--- BEGIN ---
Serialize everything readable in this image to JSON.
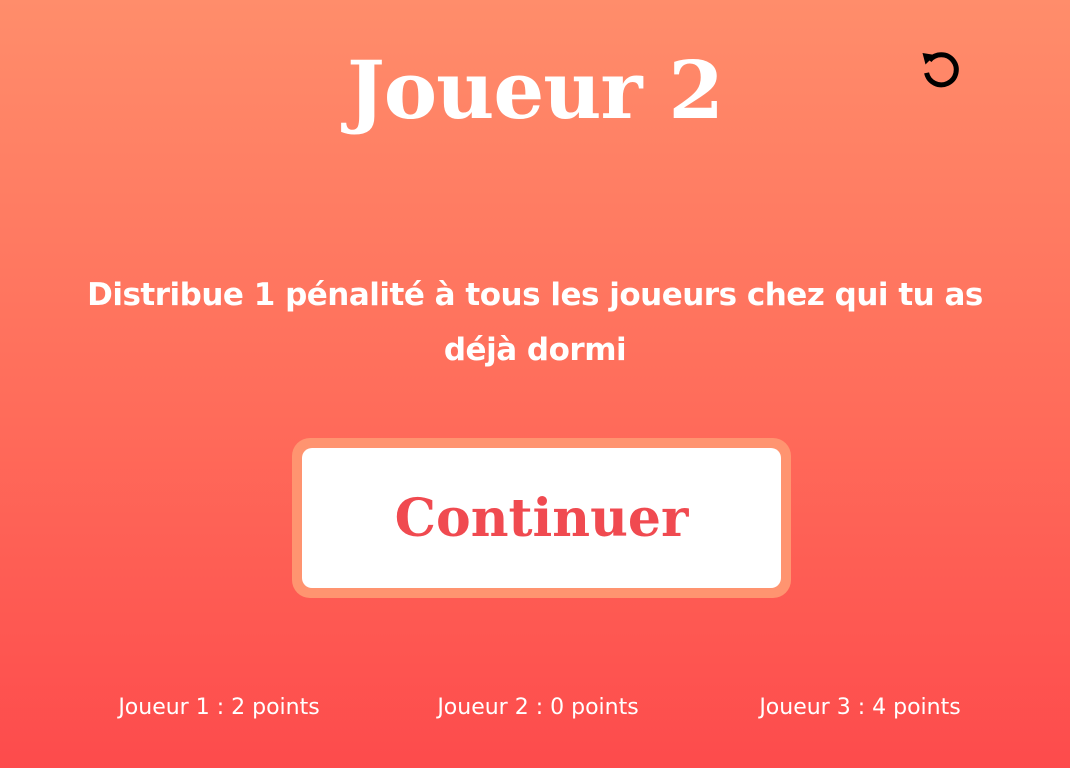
{
  "header": {
    "title": "Joueur 2",
    "reset_icon": "restart-icon"
  },
  "prompt": {
    "text": "Distribue 1 pénalité à tous les joueurs chez qui tu as déjà dormi"
  },
  "actions": {
    "continue_label": "Continuer"
  },
  "scores": [
    {
      "label": "Joueur 1 : 2 points"
    },
    {
      "label": "Joueur 2 : 0 points"
    },
    {
      "label": "Joueur 3 : 4 points"
    }
  ],
  "colors": {
    "background_top": "#FF8D6B",
    "background_bottom": "#FD4B4C",
    "button_border": "#FF9470",
    "button_text": "#F04A50",
    "text": "#FFFFFF"
  }
}
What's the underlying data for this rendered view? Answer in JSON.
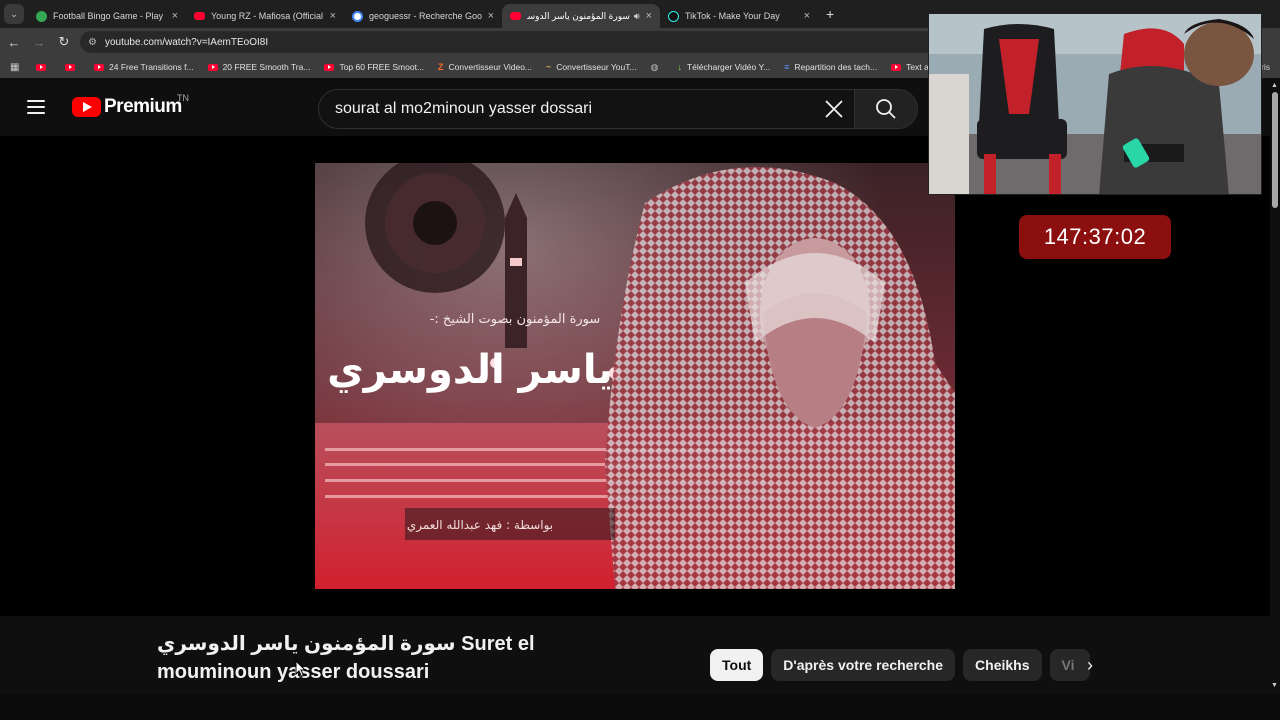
{
  "browser": {
    "tabs": [
      {
        "title": "Football Bingo Game - Play Now",
        "icon_color": "#34a853",
        "active": false
      },
      {
        "title": "Young RZ - Mafiosa (Official Music",
        "icon_color": "#ff0033",
        "active": false
      },
      {
        "title": "geoguessr - Recherche Google",
        "icon_color": "#4285f4",
        "active": false
      },
      {
        "title": "سورة المؤمنون ياسر الدوسري",
        "icon_color": "#ff0033",
        "active": true,
        "audio": true
      },
      {
        "title": "TikTok - Make Your Day",
        "icon_color": "#111111",
        "active": false
      }
    ],
    "url": "youtube.com/watch?v=IAemTEoOI8I",
    "bookmarks": [
      {
        "label": "",
        "icon": "youtube"
      },
      {
        "label": "",
        "icon": "youtube"
      },
      {
        "label": "24 Free Transitions f...",
        "icon": "youtube"
      },
      {
        "label": "20 FREE Smooth Tra...",
        "icon": "youtube"
      },
      {
        "label": "Top 60 FREE Smoot...",
        "icon": "youtube"
      },
      {
        "label": "Convertisseur Video...",
        "icon": "Z"
      },
      {
        "label": "Convertisseur YouT...",
        "icon": "~"
      },
      {
        "label": "Télécharger Vidéo Y...",
        "icon": "↓"
      },
      {
        "label": "Repartition des tach...",
        "icon": "≡"
      },
      {
        "label": "Text and Image ani...",
        "icon": "youtube"
      }
    ],
    "bookmarks_overflow": "ris"
  },
  "youtube": {
    "logo_text": "Premium",
    "country_code": "TN",
    "search_query": "sourat al mo2minoun yasser dossari",
    "video_title": "سورة المؤمنون ياسر الدوسري Suret el mouminoun yasser doussari",
    "chips": [
      {
        "label": "Tout",
        "active": true
      },
      {
        "label": "D'après votre recherche",
        "active": false
      },
      {
        "label": "Cheikhs",
        "active": false
      },
      {
        "label": "Vi",
        "active": false
      }
    ]
  },
  "thumbnail_text": {
    "subtitle": "سورة المؤمنون بصوت الشيخ :-",
    "name": "ياسر الدوسري",
    "credit": "بواسطة : فهد عبدالله العمري"
  },
  "overlay": {
    "timer": "147:37:02"
  },
  "colors": {
    "accent": "#ff0000",
    "timer_bg": "#8c0f10",
    "page_bg": "#0f0f0f"
  }
}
--- END ---
— Requirement —
Repeat the data in full and exactly. Omit pictures.

— Output of the exercise —
Serialize everything readable in this image to JSON.
{
  "header": {
    "title": "Joueur 2",
    "reset_icon": "restart-icon"
  },
  "prompt": {
    "text": "Distribue 1 pénalité à tous les joueurs chez qui tu as déjà dormi"
  },
  "actions": {
    "continue_label": "Continuer"
  },
  "scores": [
    {
      "label": "Joueur 1 : 2 points"
    },
    {
      "label": "Joueur 2 : 0 points"
    },
    {
      "label": "Joueur 3 : 4 points"
    }
  ],
  "colors": {
    "background_top": "#FF8D6B",
    "background_bottom": "#FD4B4C",
    "button_border": "#FF9470",
    "button_text": "#F04A50",
    "text": "#FFFFFF"
  }
}
What's the underlying data for this rendered view? Answer in JSON.
{
  "browser": {
    "tabs": [
      {
        "title": "Football Bingo Game - Play Now",
        "icon_color": "#34a853",
        "active": false
      },
      {
        "title": "Young RZ - Mafiosa (Official Music",
        "icon_color": "#ff0033",
        "active": false
      },
      {
        "title": "geoguessr - Recherche Google",
        "icon_color": "#4285f4",
        "active": false
      },
      {
        "title": "سورة المؤمنون ياسر الدوسري",
        "icon_color": "#ff0033",
        "active": true,
        "audio": true
      },
      {
        "title": "TikTok - Make Your Day",
        "icon_color": "#111111",
        "active": false
      }
    ],
    "url": "youtube.com/watch?v=IAemTEoOI8I",
    "bookmarks": [
      {
        "label": "",
        "icon": "youtube"
      },
      {
        "label": "",
        "icon": "youtube"
      },
      {
        "label": "24 Free Transitions f...",
        "icon": "youtube"
      },
      {
        "label": "20 FREE Smooth Tra...",
        "icon": "youtube"
      },
      {
        "label": "Top 60 FREE Smoot...",
        "icon": "youtube"
      },
      {
        "label": "Convertisseur Video...",
        "icon": "Z"
      },
      {
        "label": "Convertisseur YouT...",
        "icon": "~"
      },
      {
        "label": "Télécharger Vidéo Y...",
        "icon": "↓"
      },
      {
        "label": "Repartition des tach...",
        "icon": "≡"
      },
      {
        "label": "Text and Image ani...",
        "icon": "youtube"
      }
    ],
    "bookmarks_overflow": "ris"
  },
  "youtube": {
    "logo_text": "Premium",
    "country_code": "TN",
    "search_query": "sourat al mo2minoun yasser dossari",
    "video_title": "سورة المؤمنون ياسر الدوسري Suret el mouminoun yasser doussari",
    "chips": [
      {
        "label": "Tout",
        "active": true
      },
      {
        "label": "D'après votre recherche",
        "active": false
      },
      {
        "label": "Cheikhs",
        "active": false
      },
      {
        "label": "Vi",
        "active": false
      }
    ]
  },
  "thumbnail_text": {
    "subtitle": "سورة المؤمنون بصوت الشيخ :-",
    "name": "ياسر الدوسري",
    "credit": "بواسطة : فهد عبدالله العمري"
  },
  "overlay": {
    "timer": "147:37:02"
  },
  "colors": {
    "accent": "#ff0000",
    "timer_bg": "#8c0f10",
    "page_bg": "#0f0f0f"
  }
}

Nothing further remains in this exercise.